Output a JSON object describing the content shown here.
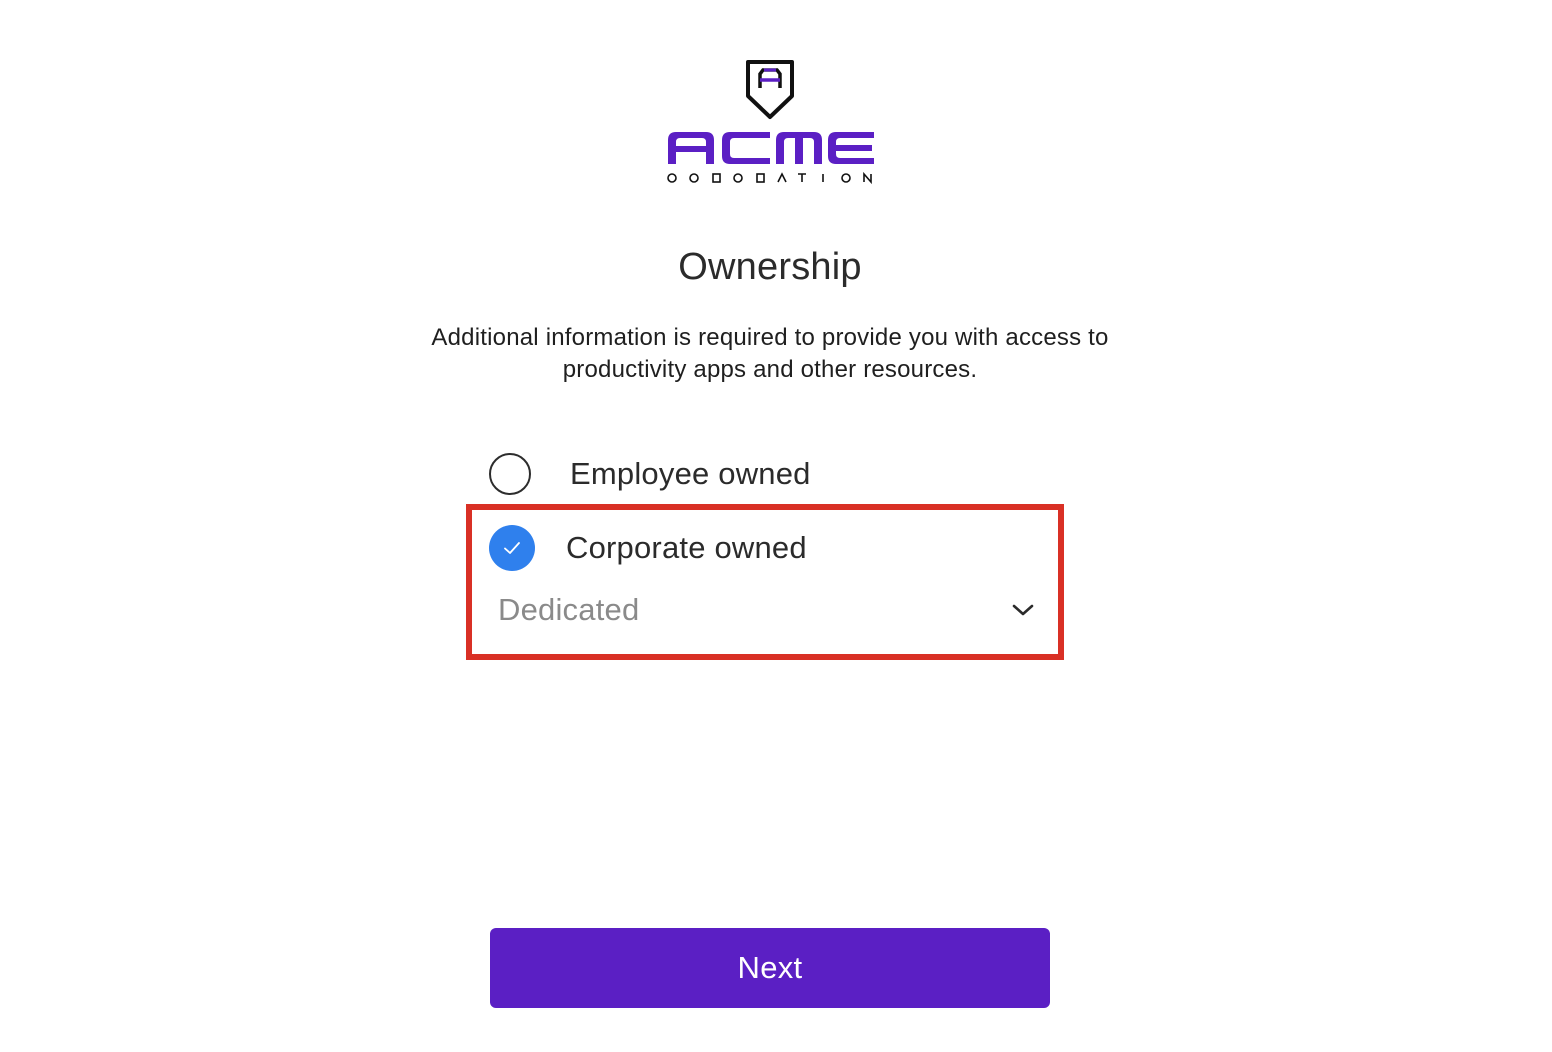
{
  "brand": {
    "logo_icon": "shield-a-logo-icon",
    "name": "ACME",
    "tagline": "CORPORATION",
    "color": "#5b1fc4"
  },
  "page": {
    "title": "Ownership",
    "description": "Additional information is required to provide you with access to productivity apps and other resources."
  },
  "ownership": {
    "options": [
      {
        "label": "Employee owned",
        "selected": false
      },
      {
        "label": "Corporate owned",
        "selected": true
      }
    ],
    "corporate_type": {
      "value": "Dedicated",
      "icon": "chevron-down-icon"
    }
  },
  "actions": {
    "next_label": "Next",
    "next_color": "#5b1fc4"
  },
  "colors": {
    "radio_checked": "#2f80ed",
    "highlight_border": "#d93025"
  }
}
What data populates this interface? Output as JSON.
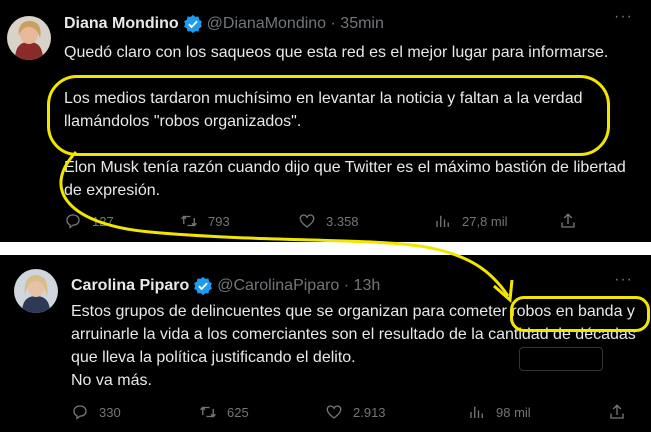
{
  "tweets": [
    {
      "author": "Diana Mondino",
      "handle": "@DianaMondino",
      "time": "35min",
      "paragraphs": [
        "Quedó claro con los saqueos que esta red es el mejor lugar para informarse.",
        "Los medios tardaron muchísimo en levantar la noticia y faltan a la verdad llamándolos \"robos organizados\".",
        "Elon Musk tenía razón cuando dijo que Twitter es el máximo bastión de libertad de expresión."
      ],
      "stats": {
        "replies": "127",
        "retweets": "793",
        "likes": "3.358",
        "views": "27,8 mil"
      }
    },
    {
      "author": "Carolina Piparo",
      "handle": "@CarolinaPiparo",
      "time": "13h",
      "paragraphs": [
        "Estos grupos de delincuentes que se organizan para cometer robos en banda y arruinarle la vida a los comerciantes son el resultado de la cantidad de décadas que lleva la política justificando el delito.",
        "No va más."
      ],
      "stats": {
        "replies": "330",
        "retweets": "625",
        "likes": "2.913",
        "views": "98 mil"
      }
    }
  ],
  "colors": {
    "background": "#000000",
    "text": "#e7e9ea",
    "muted": "#71767b",
    "verified": "#1d9bf0",
    "annotation": "#f2e600"
  },
  "icons": [
    "verified-badge-icon",
    "more-icon",
    "reply-icon",
    "retweet-icon",
    "like-icon",
    "views-icon",
    "share-icon"
  ]
}
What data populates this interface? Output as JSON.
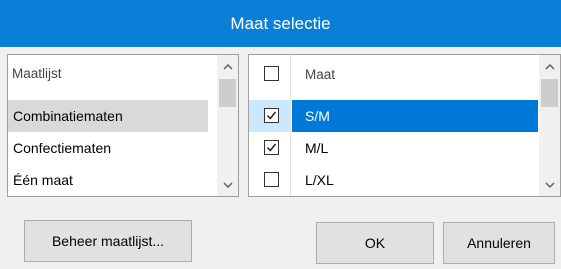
{
  "window": {
    "title": "Maat selectie"
  },
  "left_list": {
    "header": "Maatlijst",
    "items": [
      {
        "label": "Combinatiematen",
        "selected": true
      },
      {
        "label": "Confectiematen",
        "selected": false
      },
      {
        "label": "Één maat",
        "selected": false
      }
    ]
  },
  "right_grid": {
    "header": "Maat",
    "header_checked": false,
    "rows": [
      {
        "name": "S/M",
        "checked": true,
        "selected": true
      },
      {
        "name": "M/L",
        "checked": true,
        "selected": false
      },
      {
        "name": "L/XL",
        "checked": false,
        "selected": false
      }
    ]
  },
  "buttons": {
    "manage": "Beheer maatlijst...",
    "ok": "OK",
    "cancel": "Annuleren"
  },
  "colors": {
    "titlebar": "#0a7fd8",
    "selection": "#0078d7",
    "selection_light": "#cce8ff",
    "window_bg": "#f0f0f0"
  },
  "icons": [
    "chevron-up-icon",
    "chevron-down-icon",
    "checkmark-icon"
  ]
}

- Exercise
Restate the whole listing above exactly, except for its images.

- Finished task
Output a JSON object describing the content shown here.
{
  "brand": {
    "logo_icon": "shield-a-logo-icon",
    "name": "ACME",
    "tagline": "CORPORATION",
    "color": "#5b1fc4"
  },
  "page": {
    "title": "Ownership",
    "description": "Additional information is required to provide you with access to productivity apps and other resources."
  },
  "ownership": {
    "options": [
      {
        "label": "Employee owned",
        "selected": false
      },
      {
        "label": "Corporate owned",
        "selected": true
      }
    ],
    "corporate_type": {
      "value": "Dedicated",
      "icon": "chevron-down-icon"
    }
  },
  "actions": {
    "next_label": "Next",
    "next_color": "#5b1fc4"
  },
  "colors": {
    "radio_checked": "#2f80ed",
    "highlight_border": "#d93025"
  }
}
What data populates this interface? Output as JSON.
{
  "tweets": [
    {
      "author": "Diana Mondino",
      "handle": "@DianaMondino",
      "time": "35min",
      "paragraphs": [
        "Quedó claro con los saqueos que esta red es el mejor lugar para informarse.",
        "Los medios tardaron muchísimo en levantar la noticia y faltan a la verdad llamándolos \"robos organizados\".",
        "Elon Musk tenía razón cuando dijo que Twitter es el máximo bastión de libertad de expresión."
      ],
      "stats": {
        "replies": "127",
        "retweets": "793",
        "likes": "3.358",
        "views": "27,8 mil"
      }
    },
    {
      "author": "Carolina Piparo",
      "handle": "@CarolinaPiparo",
      "time": "13h",
      "paragraphs": [
        "Estos grupos de delincuentes que se organizan para cometer robos en banda y arruinarle la vida a los comerciantes son el resultado de la cantidad de décadas que lleva la política justificando el delito.",
        "No va más."
      ],
      "stats": {
        "replies": "330",
        "retweets": "625",
        "likes": "2.913",
        "views": "98 mil"
      }
    }
  ],
  "colors": {
    "background": "#000000",
    "text": "#e7e9ea",
    "muted": "#71767b",
    "verified": "#1d9bf0",
    "annotation": "#f2e600"
  },
  "icons": [
    "verified-badge-icon",
    "more-icon",
    "reply-icon",
    "retweet-icon",
    "like-icon",
    "views-icon",
    "share-icon"
  ]
}
What data populates this interface? Output as JSON.
{
  "window": {
    "title": "Maat selectie"
  },
  "left_list": {
    "header": "Maatlijst",
    "items": [
      {
        "label": "Combinatiematen",
        "selected": true
      },
      {
        "label": "Confectiematen",
        "selected": false
      },
      {
        "label": "Één maat",
        "selected": false
      }
    ]
  },
  "right_grid": {
    "header": "Maat",
    "header_checked": false,
    "rows": [
      {
        "name": "S/M",
        "checked": true,
        "selected": true
      },
      {
        "name": "M/L",
        "checked": true,
        "selected": false
      },
      {
        "name": "L/XL",
        "checked": false,
        "selected": false
      }
    ]
  },
  "buttons": {
    "manage": "Beheer maatlijst...",
    "ok": "OK",
    "cancel": "Annuleren"
  },
  "colors": {
    "titlebar": "#0a7fd8",
    "selection": "#0078d7",
    "selection_light": "#cce8ff",
    "window_bg": "#f0f0f0"
  },
  "icons": [
    "chevron-up-icon",
    "chevron-down-icon",
    "checkmark-icon"
  ]
}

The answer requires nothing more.